Give nothing except the number of lines containing the word "Sales".
┌────────
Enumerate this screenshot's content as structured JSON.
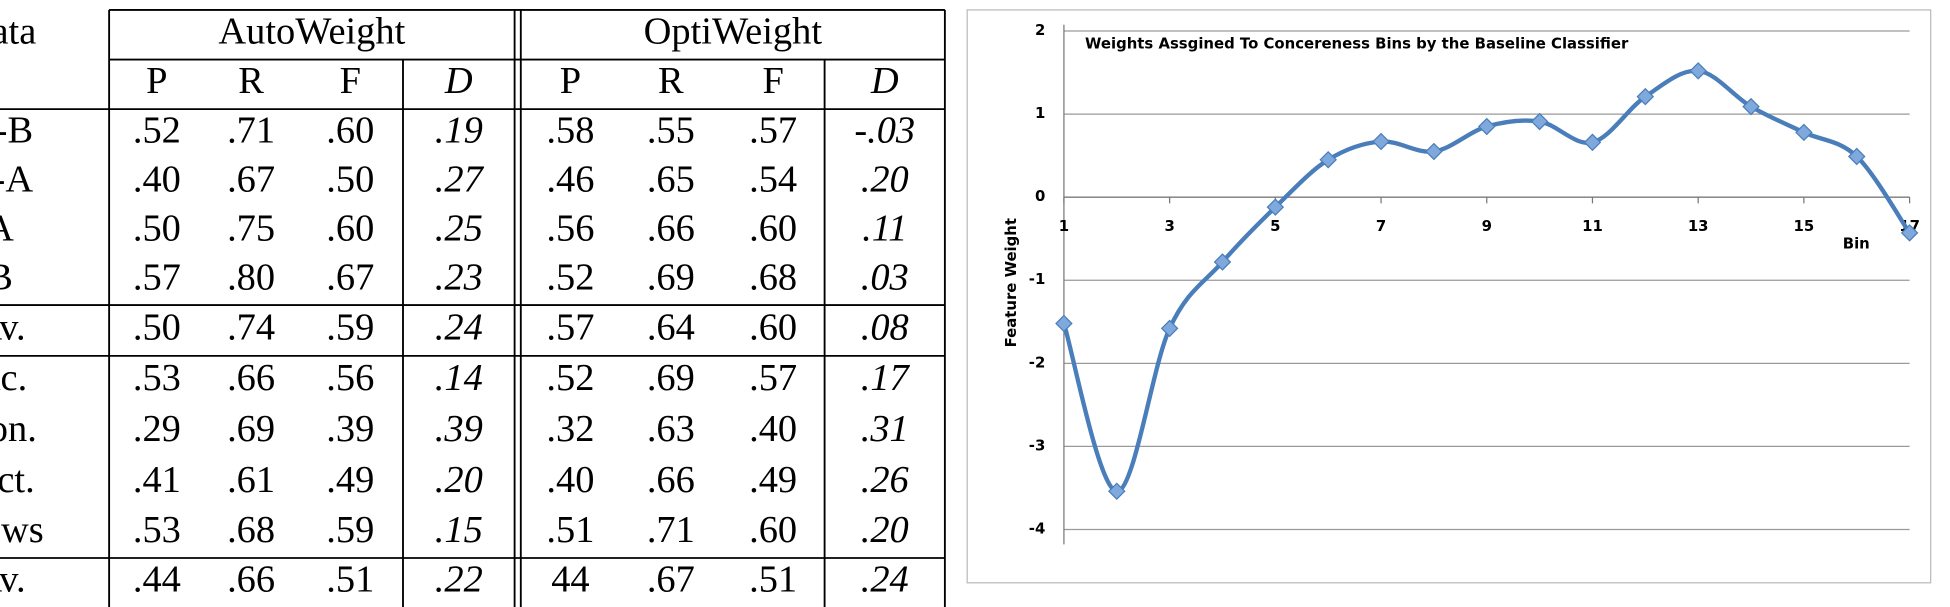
{
  "table": {
    "corner": "Data",
    "groups": [
      "AutoWeight",
      "OptiWeight"
    ],
    "subheaders": [
      "P",
      "R",
      "F",
      "D",
      "P",
      "R",
      "F",
      "D"
    ],
    "rows": [
      [
        "A-B",
        ".52",
        ".71",
        ".60",
        ".19",
        ".58",
        ".55",
        ".57",
        "-.03"
      ],
      [
        "B-A",
        ".40",
        ".67",
        ".50",
        ".27",
        ".46",
        ".65",
        ".54",
        ".20"
      ],
      [
        "A",
        ".50",
        ".75",
        ".60",
        ".25",
        ".56",
        ".66",
        ".60",
        ".11"
      ],
      [
        "B",
        ".57",
        ".80",
        ".67",
        ".23",
        ".52",
        ".69",
        ".68",
        ".03"
      ],
      [
        "Av.",
        ".50",
        ".74",
        ".59",
        ".24",
        ".57",
        ".64",
        ".60",
        ".08"
      ],
      [
        "Ac.",
        ".53",
        ".66",
        ".56",
        ".14",
        ".52",
        ".69",
        ".57",
        ".17"
      ],
      [
        "Con.",
        ".29",
        ".69",
        ".39",
        ".39",
        ".32",
        ".63",
        ".40",
        ".31"
      ],
      [
        "Fict.",
        ".41",
        ".61",
        ".49",
        ".20",
        ".40",
        ".66",
        ".49",
        ".26"
      ],
      [
        "News",
        ".53",
        ".68",
        ".59",
        ".15",
        ".51",
        ".71",
        ".60",
        ".20"
      ],
      [
        "Av.",
        ".44",
        ".66",
        ".51",
        ".22",
        "44",
        ".67",
        ".51",
        ".24"
      ]
    ]
  },
  "chart_data": {
    "type": "line",
    "title": "Weights Assgined To Concereness Bins by the Baseline Classifier",
    "x_label": "Bin",
    "y_label": "Feature Weight",
    "x": [
      1,
      2,
      3,
      4,
      5,
      6,
      7,
      8,
      9,
      10,
      11,
      12,
      13,
      14,
      15,
      16,
      17
    ],
    "values": [
      -1.52,
      -3.54,
      -1.58,
      -0.78,
      -0.12,
      0.45,
      0.67,
      0.55,
      0.85,
      0.91,
      0.66,
      1.21,
      1.52,
      1.09,
      0.78,
      0.49,
      -0.43
    ],
    "color": "#4a7ebb",
    "xlim": [
      1,
      17
    ],
    "xticks": [
      1,
      3,
      5,
      7,
      9,
      11,
      13,
      15,
      17
    ],
    "ylim": [
      -4,
      2
    ],
    "yticks": [
      -4,
      -3,
      -2,
      -1,
      0,
      1,
      2
    ],
    "grid": true
  }
}
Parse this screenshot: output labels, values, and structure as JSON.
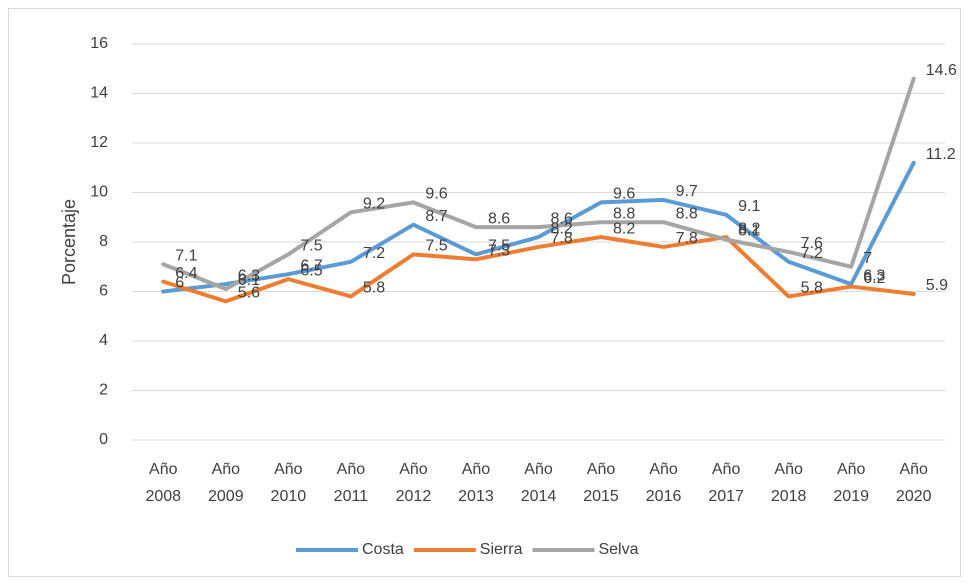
{
  "chart_data": {
    "type": "line",
    "y_label": "Porcentaje",
    "categories": [
      "Año 2008",
      "Año 2009",
      "Año 2010",
      "Año 2011",
      "Año 2012",
      "Año 2013",
      "Año 2014",
      "Año 2015",
      "Año 2016",
      "Año 2017",
      "Año 2018",
      "Año 2019",
      "Año 2020"
    ],
    "series": [
      {
        "name": "Costa",
        "color": "#5b9bd5",
        "values": [
          6.0,
          6.3,
          6.7,
          7.2,
          8.7,
          7.5,
          8.2,
          9.6,
          9.7,
          9.1,
          7.2,
          6.3,
          11.2
        ]
      },
      {
        "name": "Sierra",
        "color": "#ed7d31",
        "values": [
          6.4,
          5.6,
          6.5,
          5.8,
          7.5,
          7.3,
          7.8,
          8.2,
          7.8,
          8.2,
          5.8,
          6.2,
          5.9
        ]
      },
      {
        "name": "Selva",
        "color": "#a5a5a5",
        "values": [
          7.1,
          6.1,
          7.5,
          9.2,
          9.6,
          8.6,
          8.6,
          8.8,
          8.8,
          8.1,
          7.6,
          7,
          14.6
        ]
      }
    ],
    "ylim": [
      0,
      16
    ],
    "yticks": [
      0,
      2,
      4,
      6,
      8,
      10,
      12,
      14,
      16
    ],
    "grid": true,
    "legend": "bottom",
    "data_labels": true
  }
}
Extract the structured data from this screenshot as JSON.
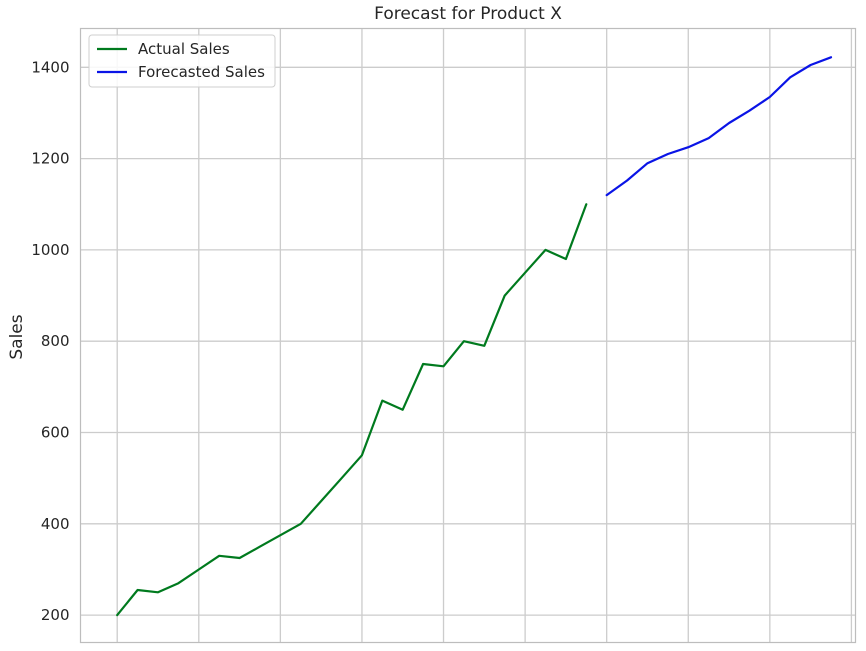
{
  "chart_data": {
    "type": "line",
    "title": "Forecast for Product X",
    "xlabel": "",
    "ylabel": "Sales",
    "ylim": [
      140,
      1485
    ],
    "yticks": [
      200,
      400,
      600,
      800,
      1000,
      1200,
      1400
    ],
    "xlim": [
      -1.8,
      36.2
    ],
    "xgrid": [
      0,
      4,
      8,
      12,
      16,
      20,
      24,
      28,
      32,
      36
    ],
    "grid": true,
    "legend_position": "top-left",
    "series": [
      {
        "name": "Actual Sales",
        "color": "#007a1e",
        "x": [
          0,
          1,
          2,
          3,
          4,
          5,
          6,
          7,
          8,
          9,
          10,
          11,
          12,
          13,
          14,
          15,
          16,
          17,
          18,
          19,
          20,
          21,
          22,
          23
        ],
        "values": [
          200,
          255,
          250,
          270,
          300,
          330,
          325,
          350,
          375,
          400,
          450,
          500,
          550,
          670,
          650,
          750,
          745,
          800,
          790,
          900,
          950,
          1000,
          980,
          1100
        ]
      },
      {
        "name": "Forecasted Sales",
        "color": "#0a14e6",
        "x": [
          24,
          25,
          26,
          27,
          28,
          29,
          30,
          31,
          32,
          33,
          34,
          35
        ],
        "values": [
          1120,
          1152,
          1190,
          1210,
          1225,
          1245,
          1278,
          1305,
          1335,
          1378,
          1405,
          1422
        ]
      }
    ]
  }
}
└────────
▸ **Full output**
3